## Source data
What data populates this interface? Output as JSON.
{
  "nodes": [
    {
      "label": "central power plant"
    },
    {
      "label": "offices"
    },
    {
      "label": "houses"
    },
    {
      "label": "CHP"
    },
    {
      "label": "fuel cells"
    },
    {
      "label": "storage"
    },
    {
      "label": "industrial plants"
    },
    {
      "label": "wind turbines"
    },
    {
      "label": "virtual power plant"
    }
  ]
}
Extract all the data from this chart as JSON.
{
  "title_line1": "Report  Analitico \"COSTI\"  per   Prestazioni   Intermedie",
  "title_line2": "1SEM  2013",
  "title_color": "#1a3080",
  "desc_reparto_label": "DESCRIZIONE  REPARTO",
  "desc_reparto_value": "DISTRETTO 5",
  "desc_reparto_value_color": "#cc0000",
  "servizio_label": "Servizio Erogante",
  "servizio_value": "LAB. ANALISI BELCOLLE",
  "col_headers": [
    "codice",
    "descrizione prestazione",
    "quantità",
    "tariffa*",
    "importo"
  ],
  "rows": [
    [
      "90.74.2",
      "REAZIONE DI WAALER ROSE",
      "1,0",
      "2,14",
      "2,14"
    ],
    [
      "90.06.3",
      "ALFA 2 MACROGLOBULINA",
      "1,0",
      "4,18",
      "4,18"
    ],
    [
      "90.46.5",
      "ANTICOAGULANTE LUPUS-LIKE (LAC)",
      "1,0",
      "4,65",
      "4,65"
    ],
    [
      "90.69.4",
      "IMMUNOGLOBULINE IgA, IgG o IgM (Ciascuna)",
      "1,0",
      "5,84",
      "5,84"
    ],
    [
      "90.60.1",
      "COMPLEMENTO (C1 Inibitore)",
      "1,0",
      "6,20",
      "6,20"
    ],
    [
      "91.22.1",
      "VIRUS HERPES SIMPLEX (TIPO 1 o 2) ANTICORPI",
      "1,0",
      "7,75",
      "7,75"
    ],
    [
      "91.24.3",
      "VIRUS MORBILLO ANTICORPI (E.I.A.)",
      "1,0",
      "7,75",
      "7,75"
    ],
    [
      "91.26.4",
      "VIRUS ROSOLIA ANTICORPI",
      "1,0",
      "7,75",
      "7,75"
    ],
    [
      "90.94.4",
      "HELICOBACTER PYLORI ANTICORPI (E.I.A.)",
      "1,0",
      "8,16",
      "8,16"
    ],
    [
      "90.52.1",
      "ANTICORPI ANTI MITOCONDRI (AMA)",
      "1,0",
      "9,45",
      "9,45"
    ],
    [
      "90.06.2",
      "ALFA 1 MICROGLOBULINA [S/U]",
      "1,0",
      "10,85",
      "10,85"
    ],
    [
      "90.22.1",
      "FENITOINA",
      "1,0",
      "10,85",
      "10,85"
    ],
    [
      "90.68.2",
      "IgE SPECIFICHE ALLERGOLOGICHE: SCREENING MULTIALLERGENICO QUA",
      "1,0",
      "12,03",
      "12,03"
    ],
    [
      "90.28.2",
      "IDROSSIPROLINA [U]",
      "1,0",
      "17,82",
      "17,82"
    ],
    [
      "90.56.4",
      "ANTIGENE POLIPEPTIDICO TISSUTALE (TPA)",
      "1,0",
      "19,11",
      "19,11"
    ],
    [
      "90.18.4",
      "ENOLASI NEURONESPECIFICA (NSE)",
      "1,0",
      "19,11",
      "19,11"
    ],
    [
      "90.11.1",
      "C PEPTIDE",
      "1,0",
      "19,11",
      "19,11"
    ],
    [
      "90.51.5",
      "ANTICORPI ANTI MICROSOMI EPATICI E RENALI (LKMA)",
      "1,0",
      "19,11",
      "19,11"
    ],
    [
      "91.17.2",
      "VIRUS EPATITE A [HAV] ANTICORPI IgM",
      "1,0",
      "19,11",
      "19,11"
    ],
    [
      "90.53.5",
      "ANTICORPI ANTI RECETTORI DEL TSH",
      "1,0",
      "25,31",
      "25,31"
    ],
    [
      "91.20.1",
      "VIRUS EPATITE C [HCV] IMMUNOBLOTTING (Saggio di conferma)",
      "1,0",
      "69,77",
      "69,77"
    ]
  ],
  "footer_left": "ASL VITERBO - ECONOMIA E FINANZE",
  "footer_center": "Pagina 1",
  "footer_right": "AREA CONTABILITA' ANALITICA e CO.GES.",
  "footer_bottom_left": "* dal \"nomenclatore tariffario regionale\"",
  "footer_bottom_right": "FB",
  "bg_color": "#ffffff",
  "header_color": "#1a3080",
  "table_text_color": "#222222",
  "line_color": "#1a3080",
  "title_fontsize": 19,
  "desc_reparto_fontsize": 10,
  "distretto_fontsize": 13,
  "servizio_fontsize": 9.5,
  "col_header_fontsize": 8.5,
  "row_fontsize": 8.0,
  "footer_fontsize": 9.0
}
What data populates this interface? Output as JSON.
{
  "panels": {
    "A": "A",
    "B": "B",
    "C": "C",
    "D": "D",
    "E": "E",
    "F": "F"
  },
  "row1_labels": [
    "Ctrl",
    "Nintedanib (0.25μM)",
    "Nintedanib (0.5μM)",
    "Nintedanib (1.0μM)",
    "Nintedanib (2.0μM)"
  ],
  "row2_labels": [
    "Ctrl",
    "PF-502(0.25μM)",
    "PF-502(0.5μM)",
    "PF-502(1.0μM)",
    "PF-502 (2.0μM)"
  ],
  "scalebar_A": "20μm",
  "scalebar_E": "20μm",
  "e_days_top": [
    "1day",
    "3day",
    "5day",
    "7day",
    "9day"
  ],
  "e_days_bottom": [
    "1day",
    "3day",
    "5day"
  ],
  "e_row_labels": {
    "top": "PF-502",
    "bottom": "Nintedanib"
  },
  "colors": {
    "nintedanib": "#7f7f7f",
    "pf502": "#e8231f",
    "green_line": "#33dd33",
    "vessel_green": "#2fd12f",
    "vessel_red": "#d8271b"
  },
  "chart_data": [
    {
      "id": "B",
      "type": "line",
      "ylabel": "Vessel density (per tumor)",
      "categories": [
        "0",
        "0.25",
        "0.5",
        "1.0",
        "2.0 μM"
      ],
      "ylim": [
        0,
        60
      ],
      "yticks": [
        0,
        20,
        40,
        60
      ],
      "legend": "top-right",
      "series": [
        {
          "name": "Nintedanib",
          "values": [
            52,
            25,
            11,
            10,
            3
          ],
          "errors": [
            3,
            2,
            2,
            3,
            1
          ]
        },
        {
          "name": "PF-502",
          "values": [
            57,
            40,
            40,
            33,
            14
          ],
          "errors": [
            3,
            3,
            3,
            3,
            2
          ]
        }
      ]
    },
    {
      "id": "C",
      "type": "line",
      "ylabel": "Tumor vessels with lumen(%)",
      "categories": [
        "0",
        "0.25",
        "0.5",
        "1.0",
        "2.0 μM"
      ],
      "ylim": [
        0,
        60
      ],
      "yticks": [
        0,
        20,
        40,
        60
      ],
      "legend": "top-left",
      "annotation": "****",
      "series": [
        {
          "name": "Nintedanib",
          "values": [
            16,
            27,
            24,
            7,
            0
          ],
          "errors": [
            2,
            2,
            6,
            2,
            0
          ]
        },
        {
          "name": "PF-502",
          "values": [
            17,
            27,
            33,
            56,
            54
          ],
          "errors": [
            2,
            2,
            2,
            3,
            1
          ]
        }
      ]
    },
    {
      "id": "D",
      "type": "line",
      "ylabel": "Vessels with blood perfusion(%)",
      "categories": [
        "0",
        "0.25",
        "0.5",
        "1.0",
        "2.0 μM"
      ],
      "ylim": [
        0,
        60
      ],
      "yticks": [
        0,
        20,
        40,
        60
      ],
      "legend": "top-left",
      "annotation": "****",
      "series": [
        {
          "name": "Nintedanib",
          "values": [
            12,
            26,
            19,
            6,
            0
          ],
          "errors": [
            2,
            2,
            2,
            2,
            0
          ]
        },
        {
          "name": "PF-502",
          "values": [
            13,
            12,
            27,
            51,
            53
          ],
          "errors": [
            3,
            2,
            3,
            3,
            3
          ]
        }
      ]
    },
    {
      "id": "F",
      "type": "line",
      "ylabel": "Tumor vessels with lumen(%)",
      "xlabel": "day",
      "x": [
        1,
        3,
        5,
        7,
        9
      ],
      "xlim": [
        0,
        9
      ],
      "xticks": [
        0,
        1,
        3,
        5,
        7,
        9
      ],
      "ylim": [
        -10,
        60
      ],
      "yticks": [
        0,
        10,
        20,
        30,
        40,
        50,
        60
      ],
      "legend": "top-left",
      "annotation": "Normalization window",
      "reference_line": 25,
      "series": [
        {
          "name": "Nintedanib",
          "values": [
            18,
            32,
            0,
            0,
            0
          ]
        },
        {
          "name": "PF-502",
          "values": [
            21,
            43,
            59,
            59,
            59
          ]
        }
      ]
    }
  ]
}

## Work request
When the word "ANTICORPI" appears in a line of the data, that line is counted; report the number only.

## Response area
8